* [Instruction]: Give the listing again exactly, omitting its images.

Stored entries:
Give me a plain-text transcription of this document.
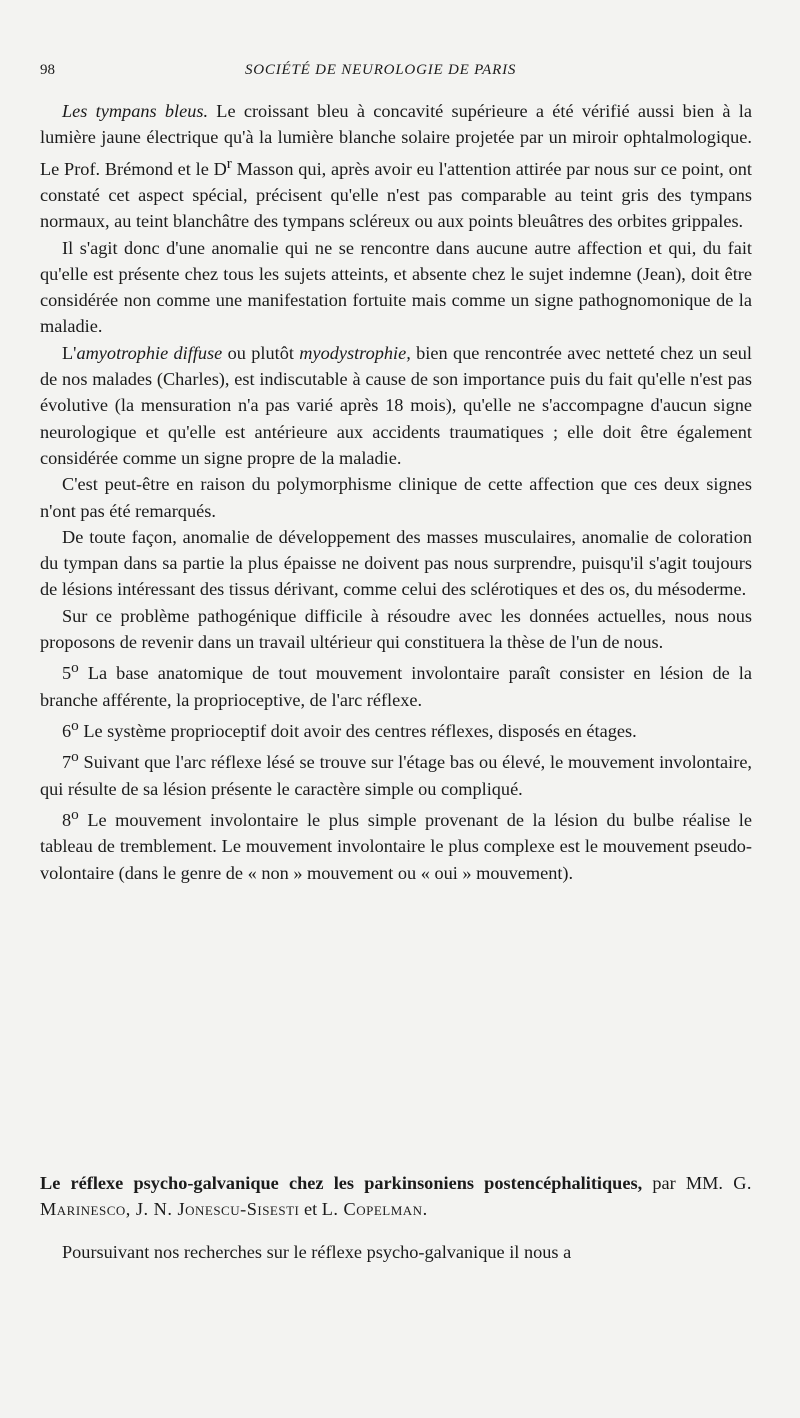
98	SOCIÉTÉ DE NEUROLOGIE DE PARIS

Les tympans bleus. Le croissant bleu à concavité supérieure a été vérifié aussi bien à la lumière jaune électrique qu'à la lumière blanche solaire projetée par un miroir ophtalmologique. Le Prof. Brémond et le $D^r$ Masson qui, après avoir eu l'attention attirée par nous sur ce point, ont constaté cet aspect spécial, précisent qu'elle n'est pas comparable au teint gris des tympans normaux, au teint blanchâtre des tympans scléreux ou aux points bleuâtres des orbites grippales.

Il s'agit donc d'une anomalie qui ne se rencontre dans aucune autre affection et qui, du fait qu'elle est présente chez tous les sujets atteints, et absente chez le sujet indemne (Jean), doit être considérée non comme une manifestation fortuite mais comme un signe pathognomonique de la maladie.

L'amyotrophie diffuse ou plutôt myodystrophie, bien que rencontrée avec netteté chez un seul de nos malades (Charles), est indiscutable à cause de son importance puis du fait qu'elle n'est pas évolutive (la mensuration n'a pas varié après 18 mois), qu'elle ne s'accompagne d'aucun signe neurologique et qu'elle est antérieure aux accidents traumatiques ; elle doit être également considérée comme un signe propre de la maladie.

C'est peut-être en raison du polymorphisme clinique de cette affection que ces deux signes n'ont pas été remarqués.

De toute façon, anomalie de développement des masses musculaires, anomalie de coloration du tympan dans sa partie la plus épaisse ne doivent pas nous surprendre, puisqu'il s'agit toujours de lésions intéressant des tissus dérivant, comme celui des sclérotiques et des os, du mésoderme.

Sur ce problème pathogénique difficile à résoudre avec les données actuelles, nous nous proposons de revenir dans un travail ultérieur qui constituera la thèse de l'un de nous.

5$^o$ La base anatomique de tout mouvement involontaire paraît consister en lésion de la branche afférente, la proprioceptive, de l'arc réflexe.

6$^o$ Le système proprioceptif doit avoir des centres réflexes, disposés en étages.

7$^o$ Suivant que l'arc réflexe lésé se trouve sur l'étage bas ou élevé, le mouvement involontaire, qui résulte de sa lésion présente le caractère simple ou compliqué.

8$^o$ Le mouvement involontaire le plus simple provenant de la lésion du bulbe réalise le tableau de tremblement. Le mouvement involontaire le plus complexe est le mouvement pseudo-volontaire (dans le genre de « non » mouvement ou « oui » mouvement).

Le réflexe psycho-galvanique chez les parkinsoniens postencéphalitiques, par MM. G. Marinesco, J. N. Jonescu-Sisesti et L. Copelman.

Poursuivant nos recherches sur le réflexe psycho-galvanique il nous a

* [Task result]:
Give me a plain-text transcription of this document.
98	SOCIÉTÉ DE NEUROLOGIE DE PARIS

Les tympans bleus. Le croissant bleu à concavité supérieure a été vérifié aussi bien à la lumière jaune électrique qu'à la lumière blanche solaire projetée par un miroir ophtalmologique. Le Prof. Brémond et le $D^r$ Masson qui, après avoir eu l'attention attirée par nous sur ce point, ont constaté cet aspect spécial, précisent qu'elle n'est pas comparable au teint gris des tympans normaux, au teint blanchâtre des tympans scléreux ou aux points bleuâtres des orbites grippales.

Il s'agit donc d'une anomalie qui ne se rencontre dans aucune autre affection et qui, du fait qu'elle est présente chez tous les sujets atteints, et absente chez le sujet indemne (Jean), doit être considérée non comme une manifestation fortuite mais comme un signe pathognomonique de la maladie.

L'amyotrophie diffuse ou plutôt myodystrophie, bien que rencontrée avec netteté chez un seul de nos malades (Charles), est indiscutable à cause de son importance puis du fait qu'elle n'est pas évolutive (la mensuration n'a pas varié après 18 mois), qu'elle ne s'accompagne d'aucun signe neurologique et qu'elle est antérieure aux accidents traumatiques ; elle doit être également considérée comme un signe propre de la maladie.

C'est peut-être en raison du polymorphisme clinique de cette affection que ces deux signes n'ont pas été remarqués.

De toute façon, anomalie de développement des masses musculaires, anomalie de coloration du tympan dans sa partie la plus épaisse ne doivent pas nous surprendre, puisqu'il s'agit toujours de lésions intéressant des tissus dérivant, comme celui des sclérotiques et des os, du mésoderme.

Sur ce problème pathogénique difficile à résoudre avec les données actuelles, nous nous proposons de revenir dans un travail ultérieur qui constituera la thèse de l'un de nous.

5$^o$ La base anatomique de tout mouvement involontaire paraît consister en lésion de la branche afférente, la proprioceptive, de l'arc réflexe.

6$^o$ Le système proprioceptif doit avoir des centres réflexes, disposés en étages.

7$^o$ Suivant que l'arc réflexe lésé se trouve sur l'étage bas ou élevé, le mouvement involontaire, qui résulte de sa lésion présente le caractère simple ou compliqué.

8$^o$ Le mouvement involontaire le plus simple provenant de la lésion du bulbe réalise le tableau de tremblement. Le mouvement involontaire le plus complexe est le mouvement pseudo-volontaire (dans le genre de « non » mouvement ou « oui » mouvement).

Le réflexe psycho-galvanique chez les parkinsoniens postencéphalitiques, par MM. G. Marinesco, J. N. Jonescu-Sisesti et L. Copelman.

Poursuivant nos recherches sur le réflexe psycho-galvanique il nous a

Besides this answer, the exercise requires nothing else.